## SHORT PROBLEM
Filter out everything except lines holding "text".
###
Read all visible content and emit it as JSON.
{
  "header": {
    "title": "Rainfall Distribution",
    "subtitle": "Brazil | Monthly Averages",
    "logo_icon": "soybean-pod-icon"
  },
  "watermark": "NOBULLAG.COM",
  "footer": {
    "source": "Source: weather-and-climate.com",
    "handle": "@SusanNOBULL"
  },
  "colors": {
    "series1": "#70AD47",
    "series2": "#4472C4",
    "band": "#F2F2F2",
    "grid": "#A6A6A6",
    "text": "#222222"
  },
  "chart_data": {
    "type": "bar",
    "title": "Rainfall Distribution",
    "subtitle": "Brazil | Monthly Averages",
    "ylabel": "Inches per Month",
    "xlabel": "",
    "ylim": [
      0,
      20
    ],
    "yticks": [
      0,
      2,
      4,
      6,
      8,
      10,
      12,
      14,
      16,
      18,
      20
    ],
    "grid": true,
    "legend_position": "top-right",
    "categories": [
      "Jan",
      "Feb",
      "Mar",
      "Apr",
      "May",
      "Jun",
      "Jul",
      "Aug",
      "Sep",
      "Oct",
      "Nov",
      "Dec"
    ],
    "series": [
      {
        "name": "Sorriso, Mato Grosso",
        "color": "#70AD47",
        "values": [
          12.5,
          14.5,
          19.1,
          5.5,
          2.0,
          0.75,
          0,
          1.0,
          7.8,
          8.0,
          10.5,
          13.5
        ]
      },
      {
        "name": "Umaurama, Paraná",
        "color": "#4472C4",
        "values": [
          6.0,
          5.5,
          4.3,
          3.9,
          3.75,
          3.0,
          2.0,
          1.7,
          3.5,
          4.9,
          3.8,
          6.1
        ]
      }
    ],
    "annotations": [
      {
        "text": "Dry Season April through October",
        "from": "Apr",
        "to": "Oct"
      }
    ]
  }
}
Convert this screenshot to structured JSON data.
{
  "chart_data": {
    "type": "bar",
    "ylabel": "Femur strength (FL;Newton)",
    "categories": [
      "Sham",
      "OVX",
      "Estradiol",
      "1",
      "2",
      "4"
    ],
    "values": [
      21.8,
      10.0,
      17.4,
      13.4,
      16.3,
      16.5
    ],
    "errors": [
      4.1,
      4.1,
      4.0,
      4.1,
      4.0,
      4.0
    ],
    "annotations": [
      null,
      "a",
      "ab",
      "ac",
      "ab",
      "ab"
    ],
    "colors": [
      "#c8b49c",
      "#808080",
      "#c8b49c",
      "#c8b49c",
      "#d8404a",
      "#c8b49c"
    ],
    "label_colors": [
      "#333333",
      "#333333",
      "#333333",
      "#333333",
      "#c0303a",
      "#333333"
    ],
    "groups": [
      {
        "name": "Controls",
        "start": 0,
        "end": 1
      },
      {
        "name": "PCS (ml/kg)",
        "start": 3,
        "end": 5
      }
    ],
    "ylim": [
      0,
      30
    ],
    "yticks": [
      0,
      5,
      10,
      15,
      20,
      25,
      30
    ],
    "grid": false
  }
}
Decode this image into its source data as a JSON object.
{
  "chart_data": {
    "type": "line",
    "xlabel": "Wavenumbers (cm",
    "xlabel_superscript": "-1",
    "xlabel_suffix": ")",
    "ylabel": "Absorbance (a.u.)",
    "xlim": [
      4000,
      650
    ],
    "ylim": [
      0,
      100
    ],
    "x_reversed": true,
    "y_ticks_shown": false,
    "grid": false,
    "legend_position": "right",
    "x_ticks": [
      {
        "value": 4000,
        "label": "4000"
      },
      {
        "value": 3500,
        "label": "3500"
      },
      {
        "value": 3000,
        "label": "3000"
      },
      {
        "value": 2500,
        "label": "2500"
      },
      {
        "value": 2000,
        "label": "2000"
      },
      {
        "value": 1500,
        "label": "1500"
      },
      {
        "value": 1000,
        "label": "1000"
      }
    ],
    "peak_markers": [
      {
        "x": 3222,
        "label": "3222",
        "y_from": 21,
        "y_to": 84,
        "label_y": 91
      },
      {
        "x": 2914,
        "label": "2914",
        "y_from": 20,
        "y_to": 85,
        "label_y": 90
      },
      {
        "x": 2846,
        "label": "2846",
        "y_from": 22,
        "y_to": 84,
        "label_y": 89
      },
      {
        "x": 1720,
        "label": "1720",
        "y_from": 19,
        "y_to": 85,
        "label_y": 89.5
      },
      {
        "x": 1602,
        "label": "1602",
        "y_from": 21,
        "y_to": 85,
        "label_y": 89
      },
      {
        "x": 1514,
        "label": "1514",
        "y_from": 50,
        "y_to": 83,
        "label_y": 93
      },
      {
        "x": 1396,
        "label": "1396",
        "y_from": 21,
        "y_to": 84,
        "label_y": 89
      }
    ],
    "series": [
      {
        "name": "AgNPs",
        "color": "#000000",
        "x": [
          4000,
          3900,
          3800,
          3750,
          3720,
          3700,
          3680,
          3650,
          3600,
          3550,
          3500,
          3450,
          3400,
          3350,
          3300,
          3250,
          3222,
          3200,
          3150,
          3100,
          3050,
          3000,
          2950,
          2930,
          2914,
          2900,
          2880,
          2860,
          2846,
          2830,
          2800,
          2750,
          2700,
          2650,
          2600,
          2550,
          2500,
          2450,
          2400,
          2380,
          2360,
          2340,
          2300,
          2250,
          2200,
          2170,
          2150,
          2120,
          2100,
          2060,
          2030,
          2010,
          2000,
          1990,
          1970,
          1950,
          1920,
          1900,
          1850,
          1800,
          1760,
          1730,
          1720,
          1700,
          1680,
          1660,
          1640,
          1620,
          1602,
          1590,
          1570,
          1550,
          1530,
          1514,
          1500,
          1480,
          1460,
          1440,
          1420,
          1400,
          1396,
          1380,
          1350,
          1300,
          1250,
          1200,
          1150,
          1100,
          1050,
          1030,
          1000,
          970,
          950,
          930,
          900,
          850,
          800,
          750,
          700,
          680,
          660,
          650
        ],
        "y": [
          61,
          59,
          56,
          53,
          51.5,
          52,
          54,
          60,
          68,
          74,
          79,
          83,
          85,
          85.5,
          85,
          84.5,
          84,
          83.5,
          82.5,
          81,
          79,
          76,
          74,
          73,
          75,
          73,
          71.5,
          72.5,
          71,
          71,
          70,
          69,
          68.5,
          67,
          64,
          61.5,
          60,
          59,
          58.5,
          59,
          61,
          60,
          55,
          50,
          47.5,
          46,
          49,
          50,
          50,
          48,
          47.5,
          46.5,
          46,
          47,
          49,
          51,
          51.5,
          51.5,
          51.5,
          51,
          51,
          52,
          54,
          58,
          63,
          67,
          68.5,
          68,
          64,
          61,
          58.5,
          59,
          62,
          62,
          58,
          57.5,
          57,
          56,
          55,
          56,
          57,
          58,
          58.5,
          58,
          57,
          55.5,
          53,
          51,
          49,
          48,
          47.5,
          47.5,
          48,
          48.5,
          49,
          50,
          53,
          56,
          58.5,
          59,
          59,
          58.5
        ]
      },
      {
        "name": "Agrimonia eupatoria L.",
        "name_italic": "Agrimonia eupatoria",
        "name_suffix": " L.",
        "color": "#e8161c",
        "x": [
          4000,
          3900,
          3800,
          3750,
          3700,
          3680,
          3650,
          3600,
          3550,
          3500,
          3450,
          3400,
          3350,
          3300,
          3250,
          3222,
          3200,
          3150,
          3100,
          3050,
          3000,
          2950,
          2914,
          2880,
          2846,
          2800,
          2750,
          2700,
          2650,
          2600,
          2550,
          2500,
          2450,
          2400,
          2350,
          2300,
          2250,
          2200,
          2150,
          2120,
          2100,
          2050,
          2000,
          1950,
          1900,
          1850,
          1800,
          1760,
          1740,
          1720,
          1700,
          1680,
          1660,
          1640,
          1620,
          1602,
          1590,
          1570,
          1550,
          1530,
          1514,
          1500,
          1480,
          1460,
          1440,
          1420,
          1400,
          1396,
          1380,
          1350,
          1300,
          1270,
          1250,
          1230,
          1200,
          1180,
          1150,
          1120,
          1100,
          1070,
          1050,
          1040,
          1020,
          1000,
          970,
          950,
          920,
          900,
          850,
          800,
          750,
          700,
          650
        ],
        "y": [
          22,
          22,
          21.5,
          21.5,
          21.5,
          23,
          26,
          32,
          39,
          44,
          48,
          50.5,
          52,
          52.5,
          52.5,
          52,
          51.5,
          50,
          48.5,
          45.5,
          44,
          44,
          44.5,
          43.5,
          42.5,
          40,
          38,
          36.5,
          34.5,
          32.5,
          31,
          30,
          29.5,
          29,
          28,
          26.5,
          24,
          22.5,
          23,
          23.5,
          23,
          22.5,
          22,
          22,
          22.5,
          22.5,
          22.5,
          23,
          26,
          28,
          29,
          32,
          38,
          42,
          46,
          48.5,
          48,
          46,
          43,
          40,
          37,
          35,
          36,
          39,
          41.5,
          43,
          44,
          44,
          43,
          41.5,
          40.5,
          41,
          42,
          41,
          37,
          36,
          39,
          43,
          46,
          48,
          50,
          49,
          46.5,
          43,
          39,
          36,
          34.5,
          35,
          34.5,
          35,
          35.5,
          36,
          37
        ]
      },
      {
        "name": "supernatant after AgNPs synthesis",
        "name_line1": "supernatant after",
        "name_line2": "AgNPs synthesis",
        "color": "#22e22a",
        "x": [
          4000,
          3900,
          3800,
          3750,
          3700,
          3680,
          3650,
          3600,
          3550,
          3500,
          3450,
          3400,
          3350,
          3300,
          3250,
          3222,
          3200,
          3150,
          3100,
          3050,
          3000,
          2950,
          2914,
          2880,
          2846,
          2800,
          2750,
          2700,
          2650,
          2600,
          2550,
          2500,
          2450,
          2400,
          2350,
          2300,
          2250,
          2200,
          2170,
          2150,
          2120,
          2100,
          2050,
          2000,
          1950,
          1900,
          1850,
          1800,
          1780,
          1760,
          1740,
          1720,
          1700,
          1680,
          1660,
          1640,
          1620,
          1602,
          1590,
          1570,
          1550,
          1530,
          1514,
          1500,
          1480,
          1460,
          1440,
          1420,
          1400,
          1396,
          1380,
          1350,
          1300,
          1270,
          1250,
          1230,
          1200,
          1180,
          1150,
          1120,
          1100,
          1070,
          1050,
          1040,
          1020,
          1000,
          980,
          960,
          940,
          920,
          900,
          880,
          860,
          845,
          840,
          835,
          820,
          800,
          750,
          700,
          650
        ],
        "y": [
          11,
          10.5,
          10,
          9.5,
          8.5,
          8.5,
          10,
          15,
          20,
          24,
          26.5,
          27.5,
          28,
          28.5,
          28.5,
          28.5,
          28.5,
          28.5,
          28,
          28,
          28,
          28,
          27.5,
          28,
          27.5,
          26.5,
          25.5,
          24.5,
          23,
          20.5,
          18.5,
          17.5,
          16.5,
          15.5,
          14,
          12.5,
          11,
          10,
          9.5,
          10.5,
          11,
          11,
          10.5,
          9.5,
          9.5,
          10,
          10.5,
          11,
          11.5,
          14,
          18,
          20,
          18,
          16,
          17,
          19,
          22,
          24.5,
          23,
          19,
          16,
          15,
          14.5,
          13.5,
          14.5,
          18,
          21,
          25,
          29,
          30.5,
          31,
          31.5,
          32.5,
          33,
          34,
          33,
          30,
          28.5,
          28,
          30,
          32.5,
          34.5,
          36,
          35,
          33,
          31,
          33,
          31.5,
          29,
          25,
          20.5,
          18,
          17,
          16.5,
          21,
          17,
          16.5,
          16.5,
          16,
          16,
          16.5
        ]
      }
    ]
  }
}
###
## OUTPUT FOR THIS EXERCISE
    "text": "#222222"
        "text": "Dry Season April through October",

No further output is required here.